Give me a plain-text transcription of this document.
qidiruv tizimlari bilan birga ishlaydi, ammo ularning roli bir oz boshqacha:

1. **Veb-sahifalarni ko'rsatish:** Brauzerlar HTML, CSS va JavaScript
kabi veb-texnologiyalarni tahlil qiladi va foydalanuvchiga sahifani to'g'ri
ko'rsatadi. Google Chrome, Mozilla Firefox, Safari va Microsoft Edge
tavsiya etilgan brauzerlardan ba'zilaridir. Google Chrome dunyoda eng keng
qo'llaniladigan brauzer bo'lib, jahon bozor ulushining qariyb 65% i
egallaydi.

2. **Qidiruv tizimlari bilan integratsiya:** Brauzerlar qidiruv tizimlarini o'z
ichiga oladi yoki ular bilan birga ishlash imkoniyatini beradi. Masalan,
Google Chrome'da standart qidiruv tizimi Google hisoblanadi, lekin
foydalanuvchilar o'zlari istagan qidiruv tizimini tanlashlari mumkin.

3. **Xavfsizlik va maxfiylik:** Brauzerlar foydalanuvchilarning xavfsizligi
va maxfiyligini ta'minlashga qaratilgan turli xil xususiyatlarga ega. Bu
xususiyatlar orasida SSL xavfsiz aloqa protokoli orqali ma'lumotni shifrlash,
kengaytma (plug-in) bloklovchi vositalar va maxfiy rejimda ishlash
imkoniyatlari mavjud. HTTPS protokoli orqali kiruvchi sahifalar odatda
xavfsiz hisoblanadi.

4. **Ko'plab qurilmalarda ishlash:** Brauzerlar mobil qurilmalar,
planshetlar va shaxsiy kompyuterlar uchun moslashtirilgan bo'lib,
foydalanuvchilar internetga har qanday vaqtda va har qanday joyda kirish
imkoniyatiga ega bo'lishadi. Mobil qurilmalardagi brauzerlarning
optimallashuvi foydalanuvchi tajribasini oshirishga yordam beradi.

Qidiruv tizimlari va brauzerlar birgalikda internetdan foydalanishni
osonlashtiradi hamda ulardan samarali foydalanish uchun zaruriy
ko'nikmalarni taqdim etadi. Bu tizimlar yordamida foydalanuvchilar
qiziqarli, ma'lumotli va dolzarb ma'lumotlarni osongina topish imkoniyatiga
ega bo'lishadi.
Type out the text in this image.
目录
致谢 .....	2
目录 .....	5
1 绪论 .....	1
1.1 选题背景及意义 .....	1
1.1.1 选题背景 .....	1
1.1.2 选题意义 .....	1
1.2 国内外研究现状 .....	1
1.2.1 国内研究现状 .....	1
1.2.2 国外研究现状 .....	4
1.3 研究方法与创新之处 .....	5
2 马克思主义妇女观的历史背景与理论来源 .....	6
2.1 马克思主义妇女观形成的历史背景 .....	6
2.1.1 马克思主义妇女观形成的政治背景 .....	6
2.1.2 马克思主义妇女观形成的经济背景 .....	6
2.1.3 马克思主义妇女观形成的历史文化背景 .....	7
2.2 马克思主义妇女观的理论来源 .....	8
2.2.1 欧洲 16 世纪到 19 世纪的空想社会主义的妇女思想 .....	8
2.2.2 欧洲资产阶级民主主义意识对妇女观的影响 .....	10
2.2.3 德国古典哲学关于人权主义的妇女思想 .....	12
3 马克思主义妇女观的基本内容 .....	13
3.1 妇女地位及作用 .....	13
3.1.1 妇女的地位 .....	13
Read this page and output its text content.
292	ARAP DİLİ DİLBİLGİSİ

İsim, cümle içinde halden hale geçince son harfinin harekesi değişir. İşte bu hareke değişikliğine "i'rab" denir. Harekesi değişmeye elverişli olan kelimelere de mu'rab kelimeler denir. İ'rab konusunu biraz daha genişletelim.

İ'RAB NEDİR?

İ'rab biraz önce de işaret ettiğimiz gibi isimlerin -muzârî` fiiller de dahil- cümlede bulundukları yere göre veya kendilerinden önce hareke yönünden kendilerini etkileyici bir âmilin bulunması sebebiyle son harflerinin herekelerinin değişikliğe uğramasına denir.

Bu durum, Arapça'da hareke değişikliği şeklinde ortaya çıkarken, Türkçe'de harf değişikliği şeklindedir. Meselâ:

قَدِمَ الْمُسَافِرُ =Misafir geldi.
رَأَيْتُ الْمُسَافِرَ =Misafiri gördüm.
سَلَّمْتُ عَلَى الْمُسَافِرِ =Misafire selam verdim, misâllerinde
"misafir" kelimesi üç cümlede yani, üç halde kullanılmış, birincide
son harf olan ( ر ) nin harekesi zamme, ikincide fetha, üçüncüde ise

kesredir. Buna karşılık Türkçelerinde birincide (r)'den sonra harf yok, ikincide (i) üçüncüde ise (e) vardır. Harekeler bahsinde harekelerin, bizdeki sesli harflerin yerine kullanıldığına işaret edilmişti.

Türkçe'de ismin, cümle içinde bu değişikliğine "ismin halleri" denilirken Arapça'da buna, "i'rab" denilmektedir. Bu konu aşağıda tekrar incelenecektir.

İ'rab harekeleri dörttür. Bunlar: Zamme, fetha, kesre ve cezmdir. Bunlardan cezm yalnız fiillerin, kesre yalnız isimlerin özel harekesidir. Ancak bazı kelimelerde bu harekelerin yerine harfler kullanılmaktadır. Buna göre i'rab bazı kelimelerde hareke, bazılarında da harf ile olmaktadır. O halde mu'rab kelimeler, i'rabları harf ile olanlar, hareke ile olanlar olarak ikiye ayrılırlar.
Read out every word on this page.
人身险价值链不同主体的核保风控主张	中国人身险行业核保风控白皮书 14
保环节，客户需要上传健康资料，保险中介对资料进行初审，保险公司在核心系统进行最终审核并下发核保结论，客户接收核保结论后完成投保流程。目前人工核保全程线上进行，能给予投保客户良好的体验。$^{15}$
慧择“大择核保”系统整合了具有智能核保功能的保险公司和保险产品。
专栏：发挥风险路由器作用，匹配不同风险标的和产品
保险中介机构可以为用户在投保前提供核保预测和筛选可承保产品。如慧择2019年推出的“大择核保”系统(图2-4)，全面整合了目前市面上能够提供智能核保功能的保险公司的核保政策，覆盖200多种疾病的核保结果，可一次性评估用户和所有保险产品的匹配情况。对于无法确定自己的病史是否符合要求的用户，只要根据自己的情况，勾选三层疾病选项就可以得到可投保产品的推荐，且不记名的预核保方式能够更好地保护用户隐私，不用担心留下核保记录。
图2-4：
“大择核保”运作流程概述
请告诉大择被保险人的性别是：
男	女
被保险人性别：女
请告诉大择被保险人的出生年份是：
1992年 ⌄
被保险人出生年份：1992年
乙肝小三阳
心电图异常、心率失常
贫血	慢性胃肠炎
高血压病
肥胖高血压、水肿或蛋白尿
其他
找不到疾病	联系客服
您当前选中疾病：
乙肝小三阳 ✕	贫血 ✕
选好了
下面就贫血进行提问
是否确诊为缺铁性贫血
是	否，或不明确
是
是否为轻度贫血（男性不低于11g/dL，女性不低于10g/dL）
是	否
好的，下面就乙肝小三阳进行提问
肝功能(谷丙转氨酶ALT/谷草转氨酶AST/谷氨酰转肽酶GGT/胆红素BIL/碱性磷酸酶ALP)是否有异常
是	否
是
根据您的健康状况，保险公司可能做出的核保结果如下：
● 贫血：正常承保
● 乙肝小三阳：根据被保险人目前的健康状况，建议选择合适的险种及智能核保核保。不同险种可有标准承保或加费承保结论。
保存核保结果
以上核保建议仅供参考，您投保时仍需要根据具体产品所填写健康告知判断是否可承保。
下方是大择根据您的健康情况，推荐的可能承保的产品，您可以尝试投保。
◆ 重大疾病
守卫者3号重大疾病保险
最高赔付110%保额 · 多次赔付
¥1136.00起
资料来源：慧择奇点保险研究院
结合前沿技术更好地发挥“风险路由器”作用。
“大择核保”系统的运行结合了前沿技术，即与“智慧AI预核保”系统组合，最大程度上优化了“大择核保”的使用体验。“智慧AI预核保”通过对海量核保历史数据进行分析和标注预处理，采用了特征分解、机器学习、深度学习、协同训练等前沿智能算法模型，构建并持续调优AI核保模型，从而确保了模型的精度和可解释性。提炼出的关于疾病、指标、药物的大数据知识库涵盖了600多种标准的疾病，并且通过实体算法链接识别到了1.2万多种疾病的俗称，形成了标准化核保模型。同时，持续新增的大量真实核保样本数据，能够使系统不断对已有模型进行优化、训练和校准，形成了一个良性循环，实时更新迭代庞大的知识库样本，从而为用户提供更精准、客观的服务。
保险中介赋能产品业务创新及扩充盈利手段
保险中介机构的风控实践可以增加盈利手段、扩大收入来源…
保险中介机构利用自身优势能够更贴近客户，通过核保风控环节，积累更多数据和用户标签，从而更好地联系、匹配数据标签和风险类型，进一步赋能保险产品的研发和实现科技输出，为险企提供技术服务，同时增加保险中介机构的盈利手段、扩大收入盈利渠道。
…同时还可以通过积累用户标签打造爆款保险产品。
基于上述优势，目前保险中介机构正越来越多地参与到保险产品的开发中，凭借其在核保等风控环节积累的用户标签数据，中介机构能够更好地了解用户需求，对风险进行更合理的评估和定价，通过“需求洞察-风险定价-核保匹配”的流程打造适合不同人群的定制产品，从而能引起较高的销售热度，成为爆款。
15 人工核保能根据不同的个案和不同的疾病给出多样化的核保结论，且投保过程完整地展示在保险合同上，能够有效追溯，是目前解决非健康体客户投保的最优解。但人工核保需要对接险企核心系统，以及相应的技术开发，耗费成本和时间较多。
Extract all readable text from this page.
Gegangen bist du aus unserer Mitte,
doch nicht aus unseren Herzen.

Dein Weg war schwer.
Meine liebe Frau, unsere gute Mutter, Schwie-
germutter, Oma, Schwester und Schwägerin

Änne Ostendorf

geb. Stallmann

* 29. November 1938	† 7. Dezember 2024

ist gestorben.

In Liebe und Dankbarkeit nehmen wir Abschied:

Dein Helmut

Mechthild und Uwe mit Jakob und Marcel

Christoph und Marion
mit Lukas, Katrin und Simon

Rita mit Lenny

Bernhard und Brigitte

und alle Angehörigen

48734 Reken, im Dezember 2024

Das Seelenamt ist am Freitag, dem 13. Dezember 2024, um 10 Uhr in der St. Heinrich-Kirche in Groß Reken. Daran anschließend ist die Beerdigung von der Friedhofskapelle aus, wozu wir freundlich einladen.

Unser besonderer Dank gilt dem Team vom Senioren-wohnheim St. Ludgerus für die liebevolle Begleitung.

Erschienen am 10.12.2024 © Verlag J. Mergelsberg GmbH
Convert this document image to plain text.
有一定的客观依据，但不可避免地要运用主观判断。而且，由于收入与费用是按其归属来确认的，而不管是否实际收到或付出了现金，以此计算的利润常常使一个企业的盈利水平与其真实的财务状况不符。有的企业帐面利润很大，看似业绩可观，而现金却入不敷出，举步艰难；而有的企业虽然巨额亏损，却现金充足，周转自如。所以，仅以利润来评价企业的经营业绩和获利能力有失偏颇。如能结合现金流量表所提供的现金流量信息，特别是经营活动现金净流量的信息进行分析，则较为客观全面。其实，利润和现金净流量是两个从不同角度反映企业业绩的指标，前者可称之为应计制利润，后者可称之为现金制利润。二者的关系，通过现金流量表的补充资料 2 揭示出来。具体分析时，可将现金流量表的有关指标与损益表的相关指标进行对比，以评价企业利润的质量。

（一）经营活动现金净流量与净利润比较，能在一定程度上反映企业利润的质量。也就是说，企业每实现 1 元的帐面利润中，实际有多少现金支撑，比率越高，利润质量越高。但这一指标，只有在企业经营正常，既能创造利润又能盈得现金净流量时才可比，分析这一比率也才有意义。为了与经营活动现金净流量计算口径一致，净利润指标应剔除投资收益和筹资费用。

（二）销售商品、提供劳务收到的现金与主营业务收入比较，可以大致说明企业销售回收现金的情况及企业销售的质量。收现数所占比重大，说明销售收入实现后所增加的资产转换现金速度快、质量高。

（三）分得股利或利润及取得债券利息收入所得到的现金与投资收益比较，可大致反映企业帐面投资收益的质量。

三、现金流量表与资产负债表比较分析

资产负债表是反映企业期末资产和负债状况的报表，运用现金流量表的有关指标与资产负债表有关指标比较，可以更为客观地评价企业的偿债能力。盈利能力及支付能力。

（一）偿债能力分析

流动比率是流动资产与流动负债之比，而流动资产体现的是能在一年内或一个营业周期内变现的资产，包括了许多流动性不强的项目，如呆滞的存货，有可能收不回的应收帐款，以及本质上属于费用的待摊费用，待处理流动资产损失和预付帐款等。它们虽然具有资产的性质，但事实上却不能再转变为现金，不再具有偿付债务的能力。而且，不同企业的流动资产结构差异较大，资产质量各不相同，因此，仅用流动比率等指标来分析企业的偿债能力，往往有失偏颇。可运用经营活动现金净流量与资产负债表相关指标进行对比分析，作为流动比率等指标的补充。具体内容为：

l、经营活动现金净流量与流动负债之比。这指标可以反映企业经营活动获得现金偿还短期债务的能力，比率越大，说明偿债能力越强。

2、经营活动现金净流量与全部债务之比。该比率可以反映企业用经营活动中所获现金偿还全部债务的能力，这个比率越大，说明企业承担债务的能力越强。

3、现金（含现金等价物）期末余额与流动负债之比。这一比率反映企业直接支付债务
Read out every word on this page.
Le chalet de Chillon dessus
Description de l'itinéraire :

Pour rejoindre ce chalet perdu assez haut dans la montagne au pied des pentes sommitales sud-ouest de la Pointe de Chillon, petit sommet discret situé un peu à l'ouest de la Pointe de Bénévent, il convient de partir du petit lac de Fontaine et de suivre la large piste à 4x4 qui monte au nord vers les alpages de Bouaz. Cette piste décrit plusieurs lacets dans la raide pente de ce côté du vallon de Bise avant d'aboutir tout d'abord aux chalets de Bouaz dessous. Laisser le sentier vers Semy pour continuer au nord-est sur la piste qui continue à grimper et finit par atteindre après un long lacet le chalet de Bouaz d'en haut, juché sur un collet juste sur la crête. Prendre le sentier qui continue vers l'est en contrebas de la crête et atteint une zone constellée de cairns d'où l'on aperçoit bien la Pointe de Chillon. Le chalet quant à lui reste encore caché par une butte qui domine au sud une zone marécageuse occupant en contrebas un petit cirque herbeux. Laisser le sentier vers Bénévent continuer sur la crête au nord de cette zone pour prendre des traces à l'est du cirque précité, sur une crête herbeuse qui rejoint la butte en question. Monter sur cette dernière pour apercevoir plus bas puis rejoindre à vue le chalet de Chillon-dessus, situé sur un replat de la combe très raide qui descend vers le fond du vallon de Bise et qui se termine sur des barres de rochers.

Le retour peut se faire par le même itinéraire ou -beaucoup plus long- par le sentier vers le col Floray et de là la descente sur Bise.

---

● **GOAL**
Pull every line containing the word "Reken" out of the material.

● **ANSWER FOR THE TASK**
48734 Reken, im Dezember 2024
Das Seelenamt ist am Freitag, dem 13. Dezember 2024, um 10 Uhr in der St. Heinrich-Kirche in Groß Reken. Daran anschließend ist die Beerdigung von der Friedhofskapelle aus, wozu wir freundlich einladen.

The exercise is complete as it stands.